> **Objective**: Please retype the records word for word, starting at their first line and stopping after the line that contains "385, 490, 410]".

[Spatial layout data]
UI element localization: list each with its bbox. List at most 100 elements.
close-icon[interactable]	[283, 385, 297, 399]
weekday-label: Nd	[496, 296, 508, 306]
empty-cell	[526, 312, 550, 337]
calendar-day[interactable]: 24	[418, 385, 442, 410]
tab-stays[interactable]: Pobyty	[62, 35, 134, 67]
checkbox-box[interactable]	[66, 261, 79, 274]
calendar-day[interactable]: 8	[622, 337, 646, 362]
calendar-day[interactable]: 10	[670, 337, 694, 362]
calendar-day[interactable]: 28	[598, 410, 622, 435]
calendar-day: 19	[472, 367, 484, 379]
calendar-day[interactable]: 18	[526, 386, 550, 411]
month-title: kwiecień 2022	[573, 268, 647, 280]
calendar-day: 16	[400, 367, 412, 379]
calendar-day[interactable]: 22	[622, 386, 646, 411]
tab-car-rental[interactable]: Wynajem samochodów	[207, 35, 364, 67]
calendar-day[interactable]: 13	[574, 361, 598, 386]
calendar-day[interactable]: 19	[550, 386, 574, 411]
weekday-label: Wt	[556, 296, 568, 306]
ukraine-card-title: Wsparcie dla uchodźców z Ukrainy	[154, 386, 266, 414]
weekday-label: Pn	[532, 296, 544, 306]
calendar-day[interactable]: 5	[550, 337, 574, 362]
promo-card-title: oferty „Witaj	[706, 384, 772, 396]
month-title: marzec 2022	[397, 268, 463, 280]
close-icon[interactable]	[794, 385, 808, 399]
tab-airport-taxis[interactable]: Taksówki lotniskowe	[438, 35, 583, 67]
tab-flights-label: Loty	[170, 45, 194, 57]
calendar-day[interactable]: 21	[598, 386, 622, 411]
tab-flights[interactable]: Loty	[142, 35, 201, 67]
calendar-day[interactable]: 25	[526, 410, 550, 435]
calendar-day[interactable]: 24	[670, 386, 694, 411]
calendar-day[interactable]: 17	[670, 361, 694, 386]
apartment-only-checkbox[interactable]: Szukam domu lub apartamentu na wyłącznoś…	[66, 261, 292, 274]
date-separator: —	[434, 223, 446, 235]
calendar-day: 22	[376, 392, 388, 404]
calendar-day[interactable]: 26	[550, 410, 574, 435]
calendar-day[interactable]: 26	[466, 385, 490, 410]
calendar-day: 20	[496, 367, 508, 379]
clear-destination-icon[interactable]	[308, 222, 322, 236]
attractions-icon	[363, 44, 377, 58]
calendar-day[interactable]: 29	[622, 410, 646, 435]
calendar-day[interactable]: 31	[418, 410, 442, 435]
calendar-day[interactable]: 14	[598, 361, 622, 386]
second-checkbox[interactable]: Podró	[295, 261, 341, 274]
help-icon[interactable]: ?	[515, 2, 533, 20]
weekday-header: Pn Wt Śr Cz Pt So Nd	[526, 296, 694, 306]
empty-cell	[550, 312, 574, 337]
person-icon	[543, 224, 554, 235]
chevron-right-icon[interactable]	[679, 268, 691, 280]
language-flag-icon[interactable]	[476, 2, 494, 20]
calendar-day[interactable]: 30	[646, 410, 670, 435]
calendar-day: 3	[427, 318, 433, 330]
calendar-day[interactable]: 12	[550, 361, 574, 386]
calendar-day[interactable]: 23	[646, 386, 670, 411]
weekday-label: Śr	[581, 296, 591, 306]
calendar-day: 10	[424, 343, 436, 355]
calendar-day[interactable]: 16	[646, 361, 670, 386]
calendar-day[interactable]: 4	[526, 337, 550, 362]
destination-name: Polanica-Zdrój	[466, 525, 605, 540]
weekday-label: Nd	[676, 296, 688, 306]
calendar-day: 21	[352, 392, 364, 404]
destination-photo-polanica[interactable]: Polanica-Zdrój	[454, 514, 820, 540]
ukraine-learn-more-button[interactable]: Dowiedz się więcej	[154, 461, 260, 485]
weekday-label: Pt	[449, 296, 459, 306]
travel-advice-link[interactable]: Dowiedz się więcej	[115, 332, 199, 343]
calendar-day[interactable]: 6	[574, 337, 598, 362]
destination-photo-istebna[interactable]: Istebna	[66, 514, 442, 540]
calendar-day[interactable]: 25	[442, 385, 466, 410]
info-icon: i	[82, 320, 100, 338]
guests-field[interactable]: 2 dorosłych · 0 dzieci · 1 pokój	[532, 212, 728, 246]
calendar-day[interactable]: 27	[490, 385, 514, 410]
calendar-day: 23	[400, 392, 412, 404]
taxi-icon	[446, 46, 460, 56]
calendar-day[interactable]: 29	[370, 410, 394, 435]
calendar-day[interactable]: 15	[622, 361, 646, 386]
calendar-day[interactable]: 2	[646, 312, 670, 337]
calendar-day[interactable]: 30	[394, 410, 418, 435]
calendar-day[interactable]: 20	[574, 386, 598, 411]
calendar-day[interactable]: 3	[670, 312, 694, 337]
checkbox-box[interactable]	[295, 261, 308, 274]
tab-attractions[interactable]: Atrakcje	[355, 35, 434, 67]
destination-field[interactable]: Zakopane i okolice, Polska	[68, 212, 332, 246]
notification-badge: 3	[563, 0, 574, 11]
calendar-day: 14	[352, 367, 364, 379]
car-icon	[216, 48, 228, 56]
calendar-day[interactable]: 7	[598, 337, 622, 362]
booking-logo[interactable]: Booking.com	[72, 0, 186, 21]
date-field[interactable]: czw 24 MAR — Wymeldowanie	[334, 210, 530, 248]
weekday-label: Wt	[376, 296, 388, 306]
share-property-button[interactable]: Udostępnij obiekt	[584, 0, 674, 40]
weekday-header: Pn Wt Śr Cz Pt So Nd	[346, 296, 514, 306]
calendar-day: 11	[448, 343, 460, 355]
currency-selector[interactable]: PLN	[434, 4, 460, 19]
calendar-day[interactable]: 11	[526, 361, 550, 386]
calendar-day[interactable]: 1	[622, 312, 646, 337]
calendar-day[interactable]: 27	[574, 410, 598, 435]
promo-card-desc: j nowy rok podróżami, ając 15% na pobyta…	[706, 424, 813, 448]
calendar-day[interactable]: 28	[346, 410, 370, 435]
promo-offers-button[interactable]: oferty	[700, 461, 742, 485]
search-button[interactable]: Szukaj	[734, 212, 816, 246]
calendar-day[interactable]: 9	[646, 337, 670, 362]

> **Result below**:
UI element localization: list each with its bbox. List at most 100 elements.
close-icon[interactable]	[283, 385, 297, 399]
weekday-label: Nd	[496, 296, 508, 306]
empty-cell	[526, 312, 550, 337]
calendar-day[interactable]: 24	[418, 385, 442, 410]
tab-stays[interactable]: Pobyty	[62, 35, 134, 67]
checkbox-box[interactable]	[66, 261, 79, 274]
calendar-day[interactable]: 8	[622, 337, 646, 362]
calendar-day[interactable]: 10	[670, 337, 694, 362]
calendar-day[interactable]: 28	[598, 410, 622, 435]
calendar-day: 19	[472, 367, 484, 379]
calendar-day[interactable]: 18	[526, 386, 550, 411]
month-title: kwiecień 2022	[573, 268, 647, 280]
calendar-day: 16	[400, 367, 412, 379]
calendar-day[interactable]: 22	[622, 386, 646, 411]
tab-car-rental[interactable]: Wynajem samochodów	[207, 35, 364, 67]
calendar-day[interactable]: 13	[574, 361, 598, 386]
calendar-day[interactable]: 19	[550, 386, 574, 411]
weekday-label: Wt	[556, 296, 568, 306]
ukraine-card-title: Wsparcie dla uchodźców z Ukrainy	[154, 386, 266, 414]
weekday-label: Pn	[532, 296, 544, 306]
calendar-day[interactable]: 5	[550, 337, 574, 362]
promo-card-title: oferty „Witaj	[706, 384, 772, 396]
month-title: marzec 2022	[397, 268, 463, 280]
close-icon[interactable]	[794, 385, 808, 399]
tab-airport-taxis[interactable]: Taksówki lotniskowe	[438, 35, 583, 67]
tab-flights-label: Loty	[170, 45, 194, 57]
calendar-day[interactable]: 21	[598, 386, 622, 411]
tab-flights[interactable]: Loty	[142, 35, 201, 67]
calendar-day[interactable]: 25	[526, 410, 550, 435]
calendar-day[interactable]: 24	[670, 386, 694, 411]
calendar-day[interactable]: 17	[670, 361, 694, 386]
apartment-only-checkbox[interactable]: Szukam domu lub apartamentu na wyłącznoś…	[66, 261, 292, 274]
date-separator: —	[434, 223, 446, 235]
calendar-day: 22	[376, 392, 388, 404]
calendar-day[interactable]: 26	[550, 410, 574, 435]
calendar-day[interactable]: 26	[466, 385, 490, 410]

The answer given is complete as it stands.